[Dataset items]
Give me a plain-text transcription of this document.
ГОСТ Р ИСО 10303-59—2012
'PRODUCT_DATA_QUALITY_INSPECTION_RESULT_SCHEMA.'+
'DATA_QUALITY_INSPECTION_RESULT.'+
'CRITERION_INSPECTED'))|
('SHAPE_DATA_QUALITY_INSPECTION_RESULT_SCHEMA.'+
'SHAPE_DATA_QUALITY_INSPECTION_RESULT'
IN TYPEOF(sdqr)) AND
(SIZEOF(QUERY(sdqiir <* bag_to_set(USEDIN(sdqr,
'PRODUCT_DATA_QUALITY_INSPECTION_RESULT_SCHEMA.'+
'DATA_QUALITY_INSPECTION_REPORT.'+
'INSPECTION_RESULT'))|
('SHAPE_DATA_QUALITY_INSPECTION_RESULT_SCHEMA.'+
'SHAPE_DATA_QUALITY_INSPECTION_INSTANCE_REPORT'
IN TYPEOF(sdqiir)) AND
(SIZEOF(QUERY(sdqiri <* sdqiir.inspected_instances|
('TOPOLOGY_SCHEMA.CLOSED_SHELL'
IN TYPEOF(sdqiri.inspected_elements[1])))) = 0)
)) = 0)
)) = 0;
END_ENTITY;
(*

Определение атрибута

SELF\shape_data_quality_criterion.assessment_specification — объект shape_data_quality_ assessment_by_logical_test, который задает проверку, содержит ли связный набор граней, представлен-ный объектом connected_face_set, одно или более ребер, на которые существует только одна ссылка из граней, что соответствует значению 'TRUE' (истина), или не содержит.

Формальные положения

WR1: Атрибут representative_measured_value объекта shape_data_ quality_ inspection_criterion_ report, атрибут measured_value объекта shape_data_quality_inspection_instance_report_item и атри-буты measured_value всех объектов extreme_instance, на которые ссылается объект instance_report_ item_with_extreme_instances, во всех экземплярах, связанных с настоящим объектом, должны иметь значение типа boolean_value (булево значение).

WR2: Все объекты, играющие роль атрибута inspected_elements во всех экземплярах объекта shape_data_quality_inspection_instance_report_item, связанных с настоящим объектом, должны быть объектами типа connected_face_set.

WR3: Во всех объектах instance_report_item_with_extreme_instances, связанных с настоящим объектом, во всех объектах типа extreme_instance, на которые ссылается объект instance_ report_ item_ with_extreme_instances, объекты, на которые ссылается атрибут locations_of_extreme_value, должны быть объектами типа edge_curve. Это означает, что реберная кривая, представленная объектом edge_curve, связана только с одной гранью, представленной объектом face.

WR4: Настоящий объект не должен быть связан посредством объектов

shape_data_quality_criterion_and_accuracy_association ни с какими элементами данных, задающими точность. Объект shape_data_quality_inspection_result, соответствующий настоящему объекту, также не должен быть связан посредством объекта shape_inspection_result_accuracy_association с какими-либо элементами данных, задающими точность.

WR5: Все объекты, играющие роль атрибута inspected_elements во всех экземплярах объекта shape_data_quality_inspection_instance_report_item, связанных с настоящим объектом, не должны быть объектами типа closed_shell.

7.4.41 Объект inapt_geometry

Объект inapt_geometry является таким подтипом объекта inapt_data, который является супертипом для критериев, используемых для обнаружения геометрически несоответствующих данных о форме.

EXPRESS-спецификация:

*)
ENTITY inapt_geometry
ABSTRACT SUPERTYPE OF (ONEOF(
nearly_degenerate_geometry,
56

Exercise instructions:
Reproduce the material verbatim, line by line.

Completed exercise:
Give me a plain-text transcription of this document.
ГОСТ Р ИСО 10303-59—2012
'PRODUCT_DATA_QUALITY_INSPECTION_RESULT_SCHEMA.'+
'DATA_QUALITY_INSPECTION_RESULT.'+
'CRITERION_INSPECTED'))|
('SHAPE_DATA_QUALITY_INSPECTION_RESULT_SCHEMA.'+
'SHAPE_DATA_QUALITY_INSPECTION_RESULT'
IN TYPEOF(sdqr)) AND
(SIZEOF(QUERY(sdqiir <* bag_to_set(USEDIN(sdqr,
'PRODUCT_DATA_QUALITY_INSPECTION_RESULT_SCHEMA.'+
'DATA_QUALITY_INSPECTION_REPORT.'+
'INSPECTION_RESULT'))|
('SHAPE_DATA_QUALITY_INSPECTION_RESULT_SCHEMA.'+
'SHAPE_DATA_QUALITY_INSPECTION_INSTANCE_REPORT'
IN TYPEOF(sdqiir)) AND
(SIZEOF(QUERY(sdqiri <* sdqiir.inspected_instances|
('TOPOLOGY_SCHEMA.CLOSED_SHELL'
IN TYPEOF(sdqiri.inspected_elements[1])))) = 0)
)) = 0)
)) = 0;
END_ENTITY;
(*

Определение атрибута

SELF\shape_data_quality_criterion.assessment_specification — объект shape_data_quality_ assessment_by_logical_test, который задает проверку, содержит ли связный набор граней, представлен-ный объектом connected_face_set, одно или более ребер, на которые существует только одна ссылка из граней, что соответствует значению 'TRUE' (истина), или не содержит.

Формальные положения

WR1: Атрибут representative_measured_value объекта shape_data_ quality_ inspection_criterion_ report, атрибут measured_value объекта shape_data_quality_inspection_instance_report_item и атри-буты measured_value всех объектов extreme_instance, на которые ссылается объект instance_report_ item_with_extreme_instances, во всех экземплярах, связанных с настоящим объектом, должны иметь значение типа boolean_value (булево значение).

WR2: Все объекты, играющие роль атрибута inspected_elements во всех экземплярах объекта shape_data_quality_inspection_instance_report_item, связанных с настоящим объектом, должны быть объектами типа connected_face_set.

WR3: Во всех объектах instance_report_item_with_extreme_instances, связанных с настоящим объектом, во всех объектах типа extreme_instance, на которые ссылается объект instance_ report_ item_ with_extreme_instances, объекты, на которые ссылается атрибут locations_of_extreme_value, должны быть объектами типа edge_curve. Это означает, что реберная кривая, представленная объектом edge_curve, связана только с одной гранью, представленной объектом face.

WR4: Настоящий объект не должен быть связан посредством объектов

shape_data_quality_criterion_and_accuracy_association ни с какими элементами данных, задающими точность. Объект shape_data_quality_inspection_result, соответствующий настоящему объекту, также не должен быть связан посредством объекта shape_inspection_result_accuracy_association с какими-либо элементами данных, задающими точность.

WR5: Все объекты, играющие роль атрибута inspected_elements во всех экземплярах объекта shape_data_quality_inspection_instance_report_item, связанных с настоящим объектом, не должны быть объектами типа closed_shell.

7.4.41 Объект inapt_geometry

Объект inapt_geometry является таким подтипом объекта inapt_data, который является супертипом для критериев, используемых для обнаружения геометрически несоответствующих данных о форме.

EXPRESS-спецификация:

*)
ENTITY inapt_geometry
ABSTRACT SUPERTYPE OF (ONEOF(
nearly_degenerate_geometry,
56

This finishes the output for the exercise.